## ABOUT THIS EXERCISE
For this task, copy all of the data below exactly and skip the pictures.

Excerpts from a transcription dataset:
■ ■ ■ ■ ■

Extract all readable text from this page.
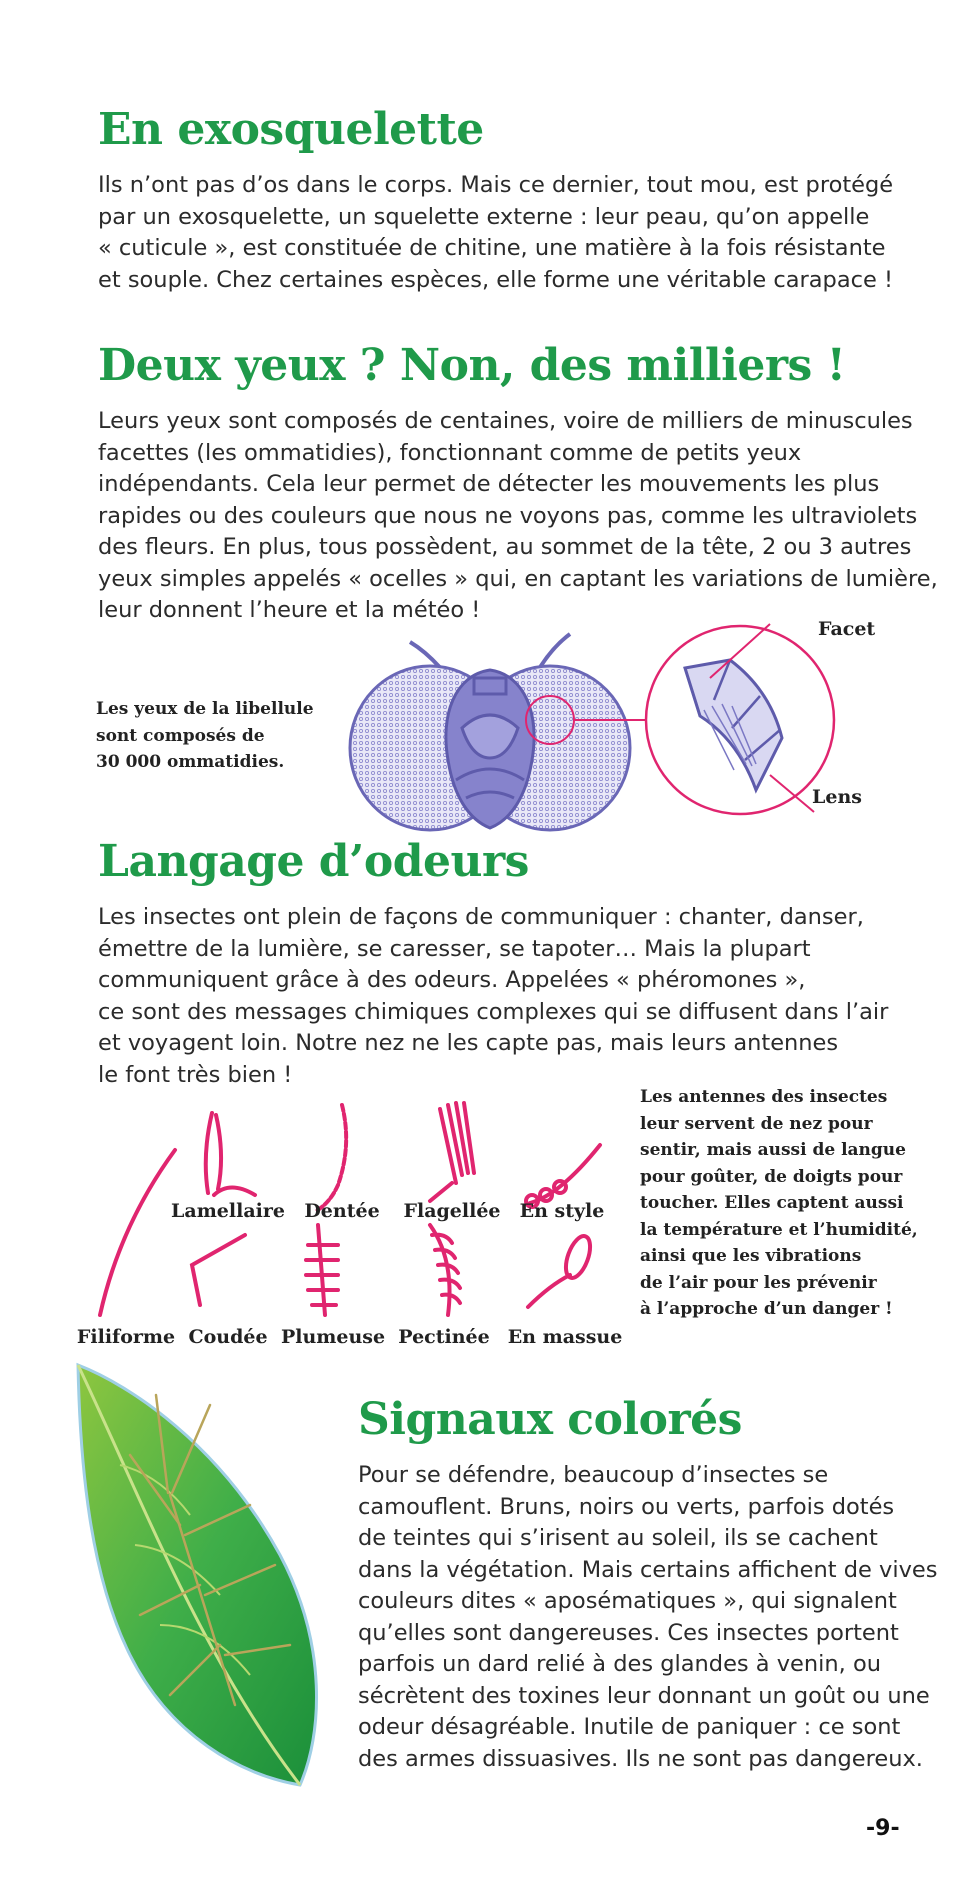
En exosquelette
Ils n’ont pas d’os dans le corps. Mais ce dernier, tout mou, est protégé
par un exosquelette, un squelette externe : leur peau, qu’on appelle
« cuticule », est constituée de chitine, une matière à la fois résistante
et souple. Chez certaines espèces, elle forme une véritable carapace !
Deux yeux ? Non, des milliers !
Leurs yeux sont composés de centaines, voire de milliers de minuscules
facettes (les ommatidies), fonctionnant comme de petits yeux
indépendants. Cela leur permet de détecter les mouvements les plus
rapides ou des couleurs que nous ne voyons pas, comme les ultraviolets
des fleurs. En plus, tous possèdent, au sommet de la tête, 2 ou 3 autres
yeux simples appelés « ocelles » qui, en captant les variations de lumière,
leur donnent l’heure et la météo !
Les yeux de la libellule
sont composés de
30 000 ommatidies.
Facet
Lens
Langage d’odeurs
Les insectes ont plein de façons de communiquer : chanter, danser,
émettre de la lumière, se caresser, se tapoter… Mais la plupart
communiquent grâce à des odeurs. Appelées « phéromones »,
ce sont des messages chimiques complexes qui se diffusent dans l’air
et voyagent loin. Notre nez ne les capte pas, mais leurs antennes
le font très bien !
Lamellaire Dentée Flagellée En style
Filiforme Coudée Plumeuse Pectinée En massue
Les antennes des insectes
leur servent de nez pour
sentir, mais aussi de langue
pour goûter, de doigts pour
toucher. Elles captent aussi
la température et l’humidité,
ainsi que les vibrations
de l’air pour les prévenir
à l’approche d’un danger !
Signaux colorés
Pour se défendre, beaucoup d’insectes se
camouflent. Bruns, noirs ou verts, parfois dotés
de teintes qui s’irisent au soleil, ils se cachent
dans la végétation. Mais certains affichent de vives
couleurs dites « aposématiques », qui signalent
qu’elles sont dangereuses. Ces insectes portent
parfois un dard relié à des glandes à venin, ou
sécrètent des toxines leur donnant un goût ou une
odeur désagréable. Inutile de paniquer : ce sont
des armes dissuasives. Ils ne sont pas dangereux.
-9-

■ ■ ■ ■ ■

## SOLUTION TO THIS TASK
Extract all readable text from this page.
En exosquelette
Ils n’ont pas d’os dans le corps. Mais ce dernier, tout mou, est protégé
par un exosquelette, un squelette externe : leur peau, qu’on appelle
« cuticule », est constituée de chitine, une matière à la fois résistante
et souple. Chez certaines espèces, elle forme une véritable carapace !
Deux yeux ? Non, des milliers !
Leurs yeux sont composés de centaines, voire de milliers de minuscules
facettes (les ommatidies), fonctionnant comme de petits yeux
indépendants. Cela leur permet de détecter les mouvements les plus
rapides ou des couleurs que nous ne voyons pas, comme les ultraviolets
des fleurs. En plus, tous possèdent, au sommet de la tête, 2 ou 3 autres
yeux simples appelés « ocelles » qui, en captant les variations de lumière,
leur donnent l’heure et la météo !
Les yeux de la libellule
sont composés de
30 000 ommatidies.
Facet
Lens
Langage d’odeurs
Les insectes ont plein de façons de communiquer : chanter, danser,
émettre de la lumière, se caresser, se tapoter… Mais la plupart
communiquent grâce à des odeurs. Appelées « phéromones »,
ce sont des messages chimiques complexes qui se diffusent dans l’air
et voyagent loin. Notre nez ne les capte pas, mais leurs antennes
le font très bien !
Lamellaire Dentée Flagellée En style
Filiforme Coudée Plumeuse Pectinée En massue
Les antennes des insectes
leur servent de nez pour
sentir, mais aussi de langue
pour goûter, de doigts pour
toucher. Elles captent aussi
la température et l’humidité,
ainsi que les vibrations
de l’air pour les prévenir
à l’approche d’un danger !
Signaux colorés
Pour se défendre, beaucoup d’insectes se
camouflent. Bruns, noirs ou verts, parfois dotés
de teintes qui s’irisent au soleil, ils se cachent
dans la végétation. Mais certains affichent de vives
couleurs dites « aposématiques », qui signalent
qu’elles sont dangereuses. Ces insectes portent
parfois un dard relié à des glandes à venin, ou
sécrètent des toxines leur donnant un goût ou une
odeur désagréable. Inutile de paniquer : ce sont
des armes dissuasives. Ils ne sont pas dangereux.
-9-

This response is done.